• **Brief**
Omit all images, then return the remaining material exactly as it stands.

Items from a dataset
------------------------------------------------------------------------
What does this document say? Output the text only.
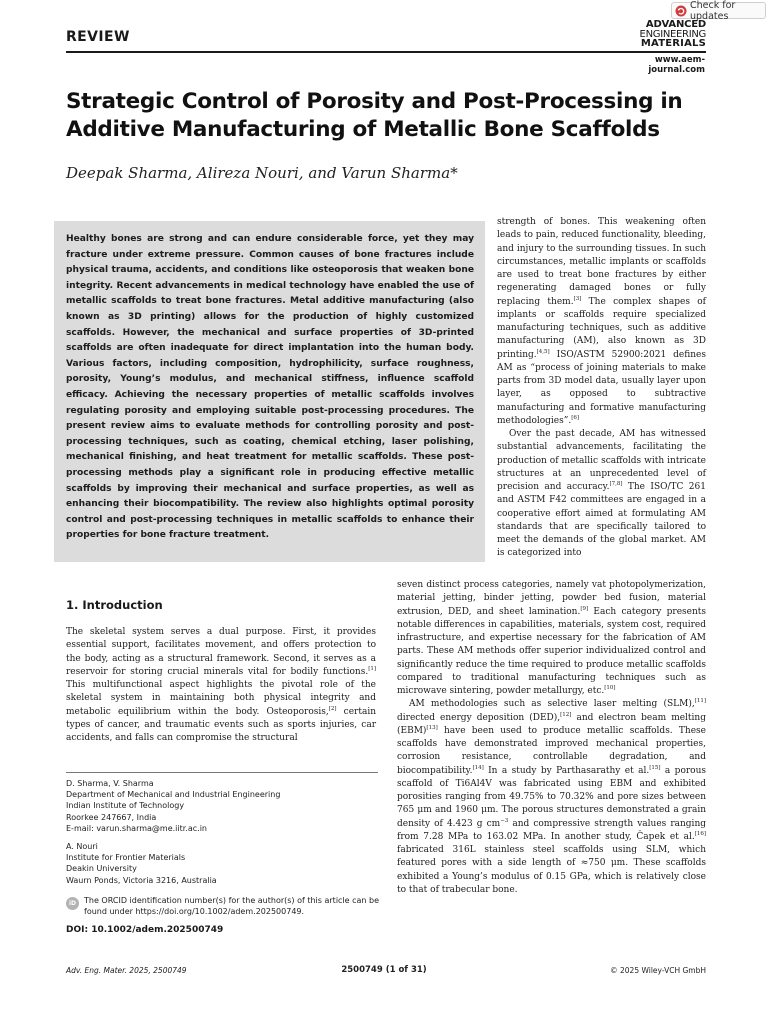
REVIEW
Check for updates
ADVANCED
ENGINEERING
MATERIALS
www.aem-journal.com
Strategic Control of Porosity and Post-Processing in Additive Manufacturing of Metallic Bone Scaffolds
Deepak Sharma, Alireza Nouri, and Varun Sharma*
Healthy bones are strong and can endure considerable force, yet they may fracture under extreme pressure. Common causes of bone fractures include physical trauma, accidents, and conditions like osteoporosis that weaken bone integrity. Recent advancements in medical technology have enabled the use of metallic scaffolds to treat bone fractures. Metal additive manufacturing (also known as 3D printing) allows for the production of highly customized scaffolds. However, the mechanical and surface properties of 3D-printed scaffolds are often inadequate for direct implantation into the human body. Various factors, including composition, hydrophilicity, surface roughness, porosity, Young’s modulus, and mechanical stiffness, influence scaffold efficacy. Achieving the necessary properties of metallic scaffolds involves regulating porosity and employing suitable post-processing procedures. The present review aims to evaluate methods for controlling porosity and post-processing techniques, such as coating, chemical etching, laser polishing, mechanical finishing, and heat treatment for metallic scaffolds. These post-processing methods play a significant role in producing effective metallic scaffolds by improving their mechanical and surface properties, as well as enhancing their biocompatibility. The review also highlights optimal porosity control and post-processing techniques in metallic scaffolds to enhance their properties for bone fracture treatment.

strength of bones. This weakening often leads to pain, reduced functionality, bleeding, and injury to the surrounding tissues. In such circumstances, metallic implants or scaffolds are used to treat bone fractures by either regenerating damaged bones or fully replacing them.[3] The complex shapes of implants or scaffolds require specialized manufacturing techniques, such as additive manufacturing (AM), also known as 3D printing.[4,5] ISO/ASTM 52900:2021 defines AM as “process of joining materials to make parts from 3D model data, usually layer upon layer, as opposed to subtractive manufacturing and formative manufacturing methodologies”.[6]

Over the past decade, AM has witnessed substantial advancements, facilitating the production of metallic scaffolds with intricate structures at an unprecedented level of precision and accuracy.[7,8] The ISO/TC 261 and ASTM F42 committees are engaged in a cooperative effort aimed at formulating AM standards that are specifically tailored to meet the demands of the global market. AM is categorized into

seven distinct process categories, namely vat photopolymerization, material jetting, binder jetting, powder bed fusion, material extrusion, DED, and sheet lamination.[9] Each category presents notable differences in capabilities, materials, system cost, required infrastructure, and expertise necessary for the fabrication of AM parts. These AM methods offer superior individualized control and significantly reduce the time required to produce metallic scaffolds compared to traditional manufacturing techniques such as microwave sintering, powder metallurgy, etc.[10]

AM methodologies such as selective laser melting (SLM),[11] directed energy deposition (DED),[12] and electron beam melting (EBM)[13] have been used to produce metallic scaffolds. These scaffolds have demonstrated improved mechanical properties, corrosion resistance, controllable degradation, and biocompatibility.[14] In a study by Parthasarathy et al.[15] a porous scaffold of Ti6Al4V was fabricated using EBM and exhibited porosities ranging from 49.75% to 70.32% and pore sizes between 765 μm and 1960 μm. The porous structures demonstrated a grain density of 4.423 g $cm^{-3}$ and compressive strength values ranging from 7.28 MPa to 163.02 MPa. In another study, Čapek et al.[16] fabricated 316L stainless steel scaffolds using SLM, which featured pores with a side length of ≈750 μm. These scaffolds exhibited a Young’s modulus of 0.15 GPa, which is relatively close to that of trabecular bone.

1. Introduction

The skeletal system serves a dual purpose. First, it provides essential support, facilitates movement, and offers protection to the body, acting as a structural framework. Second, it serves as a reservoir for storing crucial minerals vital for bodily functions.[1] This multifunctional aspect highlights the pivotal role of the skeletal system in maintaining both physical integrity and metabolic equilibrium within the body. Osteoporosis,[2] certain types of cancer, and traumatic events such as sports injuries, car accidents, and falls can compromise the structural

D. Sharma, V. Sharma
Department of Mechanical and Industrial Engineering
Indian Institute of Technology
Roorkee 247667, India
E-mail: varun.sharma@me.iitr.ac.in
A. Nouri
Institute for Frontier Materials
Deakin University
Waurn Ponds, Victoria 3216, Australia
iD The ORCID identification number(s) for the author(s) of this article can be found under https://doi.org/10.1002/adem.202500749.
DOI: 10.1002/adem.202500749
Adv. Eng. Mater. 2025, 2500749	2500749 (1 of 31)	© 2025 Wiley-VCH GmbH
------------------------------------------------------------------------
• **Final result**
What does this document say? Output the text only.
REVIEW
Check for updates
ADVANCED
ENGINEERING
MATERIALS
www.aem-journal.com
Strategic Control of Porosity and Post-Processing in Additive Manufacturing of Metallic Bone Scaffolds
Deepak Sharma, Alireza Nouri, and Varun Sharma*
Healthy bones are strong and can endure considerable force, yet they may fracture under extreme pressure. Common causes of bone fractures include physical trauma, accidents, and conditions like osteoporosis that weaken bone integrity. Recent advancements in medical technology have enabled the use of metallic scaffolds to treat bone fractures. Metal additive manufacturing (also known as 3D printing) allows for the production of highly customized scaffolds. However, the mechanical and surface properties of 3D-printed scaffolds are often inadequate for direct implantation into the human body. Various factors, including composition, hydrophilicity, surface roughness, porosity, Young’s modulus, and mechanical stiffness, influence scaffold efficacy. Achieving the necessary properties of metallic scaffolds involves regulating porosity and employing suitable post-processing procedures. The present review aims to evaluate methods for controlling porosity and post-processing techniques, such as coating, chemical etching, laser polishing, mechanical finishing, and heat treatment for metallic scaffolds. These post-processing methods play a significant role in producing effective metallic scaffolds by improving their mechanical and surface properties, as well as enhancing their biocompatibility. The review also highlights optimal porosity control and post-processing techniques in metallic scaffolds to enhance their properties for bone fracture treatment.

strength of bones. This weakening often leads to pain, reduced functionality, bleeding, and injury to the surrounding tissues. In such circumstances, metallic implants or scaffolds are used to treat bone fractures by either regenerating damaged bones or fully replacing them.[3] The complex shapes of implants or scaffolds require specialized manufacturing techniques, such as additive manufacturing (AM), also known as 3D printing.[4,5] ISO/ASTM 52900:2021 defines AM as “process of joining materials to make parts from 3D model data, usually layer upon layer, as opposed to subtractive manufacturing and formative manufacturing methodologies”.[6]

Over the past decade, AM has witnessed substantial advancements, facilitating the production of metallic scaffolds with intricate structures at an unprecedented level of precision and accuracy.[7,8] The ISO/TC 261 and ASTM F42 committees are engaged in a cooperative effort aimed at formulating AM standards that are specifically tailored to meet the demands of the global market. AM is categorized into

seven distinct process categories, namely vat photopolymerization, material jetting, binder jetting, powder bed fusion, material extrusion, DED, and sheet lamination.[9] Each category presents notable differences in capabilities, materials, system cost, required infrastructure, and expertise necessary for the fabrication of AM parts. These AM methods offer superior individualized control and significantly reduce the time required to produce metallic scaffolds compared to traditional manufacturing techniques such as microwave sintering, powder metallurgy, etc.[10]

AM methodologies such as selective laser melting (SLM),[11] directed energy deposition (DED),[12] and electron beam melting (EBM)[13] have been used to produce metallic scaffolds. These scaffolds have demonstrated improved mechanical properties, corrosion resistance, controllable degradation, and biocompatibility.[14] In a study by Parthasarathy et al.[15] a porous scaffold of Ti6Al4V was fabricated using EBM and exhibited porosities ranging from 49.75% to 70.32% and pore sizes between 765 μm and 1960 μm. The porous structures demonstrated a grain density of 4.423 g $cm^{-3}$ and compressive strength values ranging from 7.28 MPa to 163.02 MPa. In another study, Čapek et al.[16] fabricated 316L stainless steel scaffolds using SLM, which featured pores with a side length of ≈750 μm. These scaffolds exhibited a Young’s modulus of 0.15 GPa, which is relatively close to that of trabecular bone.

1. Introduction

The skeletal system serves a dual purpose. First, it provides essential support, facilitates movement, and offers protection to the body, acting as a structural framework. Second, it serves as a reservoir for storing crucial minerals vital for bodily functions.[1] This multifunctional aspect highlights the pivotal role of the skeletal system in maintaining both physical integrity and metabolic equilibrium within the body. Osteoporosis,[2] certain types of cancer, and traumatic events such as sports injuries, car accidents, and falls can compromise the structural

D. Sharma, V. Sharma
Department of Mechanical and Industrial Engineering
Indian Institute of Technology
Roorkee 247667, India
E-mail: varun.sharma@me.iitr.ac.in
A. Nouri
Institute for Frontier Materials
Deakin University
Waurn Ponds, Victoria 3216, Australia
iD The ORCID identification number(s) for the author(s) of this article can be found under https://doi.org/10.1002/adem.202500749.
DOI: 10.1002/adem.202500749
Adv. Eng. Mater. 2025, 2500749	2500749 (1 of 31)	© 2025 Wiley-VCH GmbH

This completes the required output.